RECORD LIST -
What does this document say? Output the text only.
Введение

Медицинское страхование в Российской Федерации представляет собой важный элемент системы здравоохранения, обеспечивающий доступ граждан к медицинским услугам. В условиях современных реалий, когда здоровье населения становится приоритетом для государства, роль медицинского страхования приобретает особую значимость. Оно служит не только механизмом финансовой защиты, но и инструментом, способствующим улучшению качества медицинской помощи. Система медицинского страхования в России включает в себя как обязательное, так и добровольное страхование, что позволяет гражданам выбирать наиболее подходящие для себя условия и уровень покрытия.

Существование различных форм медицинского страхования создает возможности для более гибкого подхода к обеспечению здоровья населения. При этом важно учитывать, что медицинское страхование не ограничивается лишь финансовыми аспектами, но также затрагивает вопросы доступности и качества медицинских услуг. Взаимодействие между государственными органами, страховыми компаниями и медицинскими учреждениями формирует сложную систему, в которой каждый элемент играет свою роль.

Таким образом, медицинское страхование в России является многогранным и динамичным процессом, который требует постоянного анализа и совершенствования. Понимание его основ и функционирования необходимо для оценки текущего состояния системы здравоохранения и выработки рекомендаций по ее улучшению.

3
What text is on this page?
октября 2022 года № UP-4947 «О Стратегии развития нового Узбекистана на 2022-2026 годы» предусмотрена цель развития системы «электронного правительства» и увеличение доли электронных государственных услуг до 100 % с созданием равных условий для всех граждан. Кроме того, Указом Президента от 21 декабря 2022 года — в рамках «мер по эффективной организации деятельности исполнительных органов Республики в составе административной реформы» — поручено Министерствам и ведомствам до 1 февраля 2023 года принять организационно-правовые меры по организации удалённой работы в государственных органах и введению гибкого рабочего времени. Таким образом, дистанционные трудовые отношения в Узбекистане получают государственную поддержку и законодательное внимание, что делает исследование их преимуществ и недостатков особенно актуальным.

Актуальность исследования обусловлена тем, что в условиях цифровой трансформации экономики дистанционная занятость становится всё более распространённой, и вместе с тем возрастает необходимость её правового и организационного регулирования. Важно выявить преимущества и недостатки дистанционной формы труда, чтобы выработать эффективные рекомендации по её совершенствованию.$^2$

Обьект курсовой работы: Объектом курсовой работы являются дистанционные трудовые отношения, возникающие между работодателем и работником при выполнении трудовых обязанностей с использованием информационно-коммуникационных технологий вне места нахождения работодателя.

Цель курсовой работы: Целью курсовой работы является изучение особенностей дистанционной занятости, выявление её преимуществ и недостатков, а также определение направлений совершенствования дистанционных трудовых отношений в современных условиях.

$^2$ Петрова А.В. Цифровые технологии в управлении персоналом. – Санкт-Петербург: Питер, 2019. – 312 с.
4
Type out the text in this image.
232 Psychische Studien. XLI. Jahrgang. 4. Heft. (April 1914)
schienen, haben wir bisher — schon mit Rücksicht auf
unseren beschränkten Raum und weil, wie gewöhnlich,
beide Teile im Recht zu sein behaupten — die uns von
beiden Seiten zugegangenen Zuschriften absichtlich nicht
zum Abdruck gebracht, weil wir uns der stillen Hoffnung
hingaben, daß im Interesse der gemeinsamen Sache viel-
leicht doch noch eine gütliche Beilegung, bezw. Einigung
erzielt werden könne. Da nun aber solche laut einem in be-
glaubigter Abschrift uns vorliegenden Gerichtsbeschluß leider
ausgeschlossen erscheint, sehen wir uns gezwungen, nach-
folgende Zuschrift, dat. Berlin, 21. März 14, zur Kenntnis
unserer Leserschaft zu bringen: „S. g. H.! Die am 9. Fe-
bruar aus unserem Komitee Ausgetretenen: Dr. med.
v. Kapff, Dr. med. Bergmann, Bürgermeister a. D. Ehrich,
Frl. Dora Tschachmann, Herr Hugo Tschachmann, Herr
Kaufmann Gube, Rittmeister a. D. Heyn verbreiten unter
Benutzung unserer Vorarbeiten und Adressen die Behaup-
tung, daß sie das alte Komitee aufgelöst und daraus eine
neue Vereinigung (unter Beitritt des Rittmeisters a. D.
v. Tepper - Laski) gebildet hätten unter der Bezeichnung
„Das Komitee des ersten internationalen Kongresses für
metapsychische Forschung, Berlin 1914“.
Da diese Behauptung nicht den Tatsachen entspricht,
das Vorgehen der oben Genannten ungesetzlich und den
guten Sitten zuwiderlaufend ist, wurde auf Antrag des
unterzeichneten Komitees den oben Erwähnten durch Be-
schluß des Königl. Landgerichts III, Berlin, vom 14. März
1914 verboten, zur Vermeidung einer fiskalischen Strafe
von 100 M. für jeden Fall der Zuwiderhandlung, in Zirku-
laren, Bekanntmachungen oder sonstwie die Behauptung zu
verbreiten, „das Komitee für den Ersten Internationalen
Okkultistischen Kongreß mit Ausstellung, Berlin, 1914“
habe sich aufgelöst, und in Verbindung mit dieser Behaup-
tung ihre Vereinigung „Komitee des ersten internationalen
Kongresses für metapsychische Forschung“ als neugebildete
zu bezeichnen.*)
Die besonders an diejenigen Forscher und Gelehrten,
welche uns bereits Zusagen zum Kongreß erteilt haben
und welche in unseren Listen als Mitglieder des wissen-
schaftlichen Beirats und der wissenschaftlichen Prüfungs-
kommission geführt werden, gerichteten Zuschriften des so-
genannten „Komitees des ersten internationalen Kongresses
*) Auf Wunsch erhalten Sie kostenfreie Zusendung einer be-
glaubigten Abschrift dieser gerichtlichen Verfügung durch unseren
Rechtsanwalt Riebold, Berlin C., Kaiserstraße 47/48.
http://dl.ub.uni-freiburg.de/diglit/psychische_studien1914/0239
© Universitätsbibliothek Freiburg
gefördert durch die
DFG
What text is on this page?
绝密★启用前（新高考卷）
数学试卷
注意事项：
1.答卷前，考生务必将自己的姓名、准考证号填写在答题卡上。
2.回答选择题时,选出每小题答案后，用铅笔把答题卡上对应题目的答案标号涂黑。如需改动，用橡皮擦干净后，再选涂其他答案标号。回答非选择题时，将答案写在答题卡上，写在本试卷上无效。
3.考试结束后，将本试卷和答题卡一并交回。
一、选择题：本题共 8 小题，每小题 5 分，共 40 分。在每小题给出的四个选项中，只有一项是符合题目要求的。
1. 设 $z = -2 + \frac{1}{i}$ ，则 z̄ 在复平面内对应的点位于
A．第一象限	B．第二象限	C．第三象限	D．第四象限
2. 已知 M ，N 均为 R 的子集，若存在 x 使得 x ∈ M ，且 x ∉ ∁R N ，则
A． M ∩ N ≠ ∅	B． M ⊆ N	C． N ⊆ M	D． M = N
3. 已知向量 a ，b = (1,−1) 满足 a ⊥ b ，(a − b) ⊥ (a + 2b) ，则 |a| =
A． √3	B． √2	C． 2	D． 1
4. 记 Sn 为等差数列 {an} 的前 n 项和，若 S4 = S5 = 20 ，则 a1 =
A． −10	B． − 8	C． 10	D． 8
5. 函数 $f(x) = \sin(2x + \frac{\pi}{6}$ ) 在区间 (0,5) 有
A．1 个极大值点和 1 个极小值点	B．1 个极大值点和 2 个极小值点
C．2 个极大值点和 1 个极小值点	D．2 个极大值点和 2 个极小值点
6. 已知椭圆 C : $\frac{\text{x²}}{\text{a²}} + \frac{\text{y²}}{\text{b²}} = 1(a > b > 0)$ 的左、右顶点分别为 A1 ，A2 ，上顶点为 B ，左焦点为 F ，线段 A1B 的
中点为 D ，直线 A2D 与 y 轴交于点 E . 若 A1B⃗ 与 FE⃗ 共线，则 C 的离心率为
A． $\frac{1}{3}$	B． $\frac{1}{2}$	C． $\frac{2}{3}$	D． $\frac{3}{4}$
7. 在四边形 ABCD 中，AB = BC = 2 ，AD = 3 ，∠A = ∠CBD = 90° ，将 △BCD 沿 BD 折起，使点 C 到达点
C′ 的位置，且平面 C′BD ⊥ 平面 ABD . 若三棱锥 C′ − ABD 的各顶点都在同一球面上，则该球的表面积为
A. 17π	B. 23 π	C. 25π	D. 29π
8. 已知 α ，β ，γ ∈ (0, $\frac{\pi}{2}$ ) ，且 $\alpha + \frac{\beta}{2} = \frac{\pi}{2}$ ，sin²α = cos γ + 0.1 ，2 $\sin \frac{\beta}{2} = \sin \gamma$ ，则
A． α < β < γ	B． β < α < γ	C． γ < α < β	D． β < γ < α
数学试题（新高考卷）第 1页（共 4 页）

DESCRIPTION OF THE TASK -
Above are the records. Copy every line in them holding "welche".

ANSWER TO THIS EXERCISE -
welche uns bereits Zusagen zum Kongreß erteilt haben
und welche in unseren Listen als Mitglieder des wissen-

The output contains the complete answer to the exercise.